Extracted data =>
.....

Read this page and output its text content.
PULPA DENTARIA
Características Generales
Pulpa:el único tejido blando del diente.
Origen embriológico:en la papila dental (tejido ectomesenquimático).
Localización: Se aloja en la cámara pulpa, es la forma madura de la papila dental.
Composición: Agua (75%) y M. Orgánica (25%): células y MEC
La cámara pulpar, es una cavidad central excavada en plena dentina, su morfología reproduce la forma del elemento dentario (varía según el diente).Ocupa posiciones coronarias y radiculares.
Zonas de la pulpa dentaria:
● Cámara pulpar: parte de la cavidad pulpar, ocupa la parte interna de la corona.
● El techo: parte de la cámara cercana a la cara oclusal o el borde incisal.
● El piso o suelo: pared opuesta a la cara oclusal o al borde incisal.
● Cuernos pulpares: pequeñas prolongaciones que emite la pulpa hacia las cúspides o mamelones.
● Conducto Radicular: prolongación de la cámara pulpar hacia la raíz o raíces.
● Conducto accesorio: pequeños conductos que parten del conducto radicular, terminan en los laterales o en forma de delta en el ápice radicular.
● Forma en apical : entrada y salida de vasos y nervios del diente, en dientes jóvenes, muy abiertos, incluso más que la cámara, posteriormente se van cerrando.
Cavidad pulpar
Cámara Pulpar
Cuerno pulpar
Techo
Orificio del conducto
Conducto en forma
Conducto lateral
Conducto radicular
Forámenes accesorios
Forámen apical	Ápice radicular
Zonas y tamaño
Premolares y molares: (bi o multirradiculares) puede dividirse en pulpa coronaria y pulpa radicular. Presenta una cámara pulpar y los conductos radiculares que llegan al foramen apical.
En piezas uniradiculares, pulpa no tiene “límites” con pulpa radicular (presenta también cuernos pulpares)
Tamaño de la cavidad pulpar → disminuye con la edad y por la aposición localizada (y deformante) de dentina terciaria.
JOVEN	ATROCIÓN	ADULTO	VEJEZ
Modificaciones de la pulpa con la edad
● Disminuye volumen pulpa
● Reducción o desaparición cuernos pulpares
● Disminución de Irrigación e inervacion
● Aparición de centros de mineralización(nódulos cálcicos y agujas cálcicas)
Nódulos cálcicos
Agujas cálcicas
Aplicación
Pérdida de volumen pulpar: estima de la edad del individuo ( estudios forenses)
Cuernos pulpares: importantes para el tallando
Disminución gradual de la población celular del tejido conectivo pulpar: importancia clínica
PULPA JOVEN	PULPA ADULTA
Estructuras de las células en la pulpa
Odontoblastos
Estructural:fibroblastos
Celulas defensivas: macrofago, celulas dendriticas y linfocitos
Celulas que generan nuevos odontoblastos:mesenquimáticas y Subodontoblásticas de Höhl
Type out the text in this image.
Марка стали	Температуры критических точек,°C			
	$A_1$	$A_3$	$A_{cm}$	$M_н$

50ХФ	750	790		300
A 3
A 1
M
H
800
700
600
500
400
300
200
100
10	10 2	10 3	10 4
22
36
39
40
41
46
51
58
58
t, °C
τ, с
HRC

.....

Exercise details =>
Output all of the data again, exactly.

Full answer =>
Read this page and output its text content.
PULPA DENTARIA
Características Generales
Pulpa:el único tejido blando del diente.
Origen embriológico:en la papila dental (tejido ectomesenquimático).
Localización: Se aloja en la cámara pulpa, es la forma madura de la papila dental.
Composición: Agua (75%) y M. Orgánica (25%): células y MEC
La cámara pulpar, es una cavidad central excavada en plena dentina, su morfología reproduce la forma del elemento dentario (varía según el diente).Ocupa posiciones coronarias y radiculares.
Zonas de la pulpa dentaria:
● Cámara pulpar: parte de la cavidad pulpar, ocupa la parte interna de la corona.
● El techo: parte de la cámara cercana a la cara oclusal o el borde incisal.
● El piso o suelo: pared opuesta a la cara oclusal o al borde incisal.
● Cuernos pulpares: pequeñas prolongaciones que emite la pulpa hacia las cúspides o mamelones.
● Conducto Radicular: prolongación de la cámara pulpar hacia la raíz o raíces.
● Conducto accesorio: pequeños conductos que parten del conducto radicular, terminan en los laterales o en forma de delta en el ápice radicular.
● Forma en apical : entrada y salida de vasos y nervios del diente, en dientes jóvenes, muy abiertos, incluso más que la cámara, posteriormente se van cerrando.
Cavidad pulpar
Cámara Pulpar
Cuerno pulpar
Techo
Orificio del conducto
Conducto en forma
Conducto lateral
Conducto radicular
Forámenes accesorios
Forámen apical	Ápice radicular
Zonas y tamaño
Premolares y molares: (bi o multirradiculares) puede dividirse en pulpa coronaria y pulpa radicular. Presenta una cámara pulpar y los conductos radiculares que llegan al foramen apical.
En piezas uniradiculares, pulpa no tiene “límites” con pulpa radicular (presenta también cuernos pulpares)
Tamaño de la cavidad pulpar → disminuye con la edad y por la aposición localizada (y deformante) de dentina terciaria.
JOVEN	ATROCIÓN	ADULTO	VEJEZ
Modificaciones de la pulpa con la edad
● Disminuye volumen pulpa
● Reducción o desaparición cuernos pulpares
● Disminución de Irrigación e inervacion
● Aparición de centros de mineralización(nódulos cálcicos y agujas cálcicas)
Nódulos cálcicos
Agujas cálcicas
Aplicación
Pérdida de volumen pulpar: estima de la edad del individuo ( estudios forenses)
Cuernos pulpares: importantes para el tallando
Disminución gradual de la población celular del tejido conectivo pulpar: importancia clínica
PULPA JOVEN	PULPA ADULTA
Estructuras de las células en la pulpa
Odontoblastos
Estructural:fibroblastos
Celulas defensivas: macrofago, celulas dendriticas y linfocitos
Celulas que generan nuevos odontoblastos:mesenquimáticas y Subodontoblásticas de Höhl
Type out the text in this image.
Марка стали	Температуры критических точек,°C			
	$A_1$	$A_3$	$A_{cm}$	$M_н$

50ХФ	750	790		300
A 3
A 1
M
H
800
700
600
500
400
300
200
100
10	10 2	10 3	10 4
22
36
39
40
41
46
51
58
58
t, °C
τ, с
HRC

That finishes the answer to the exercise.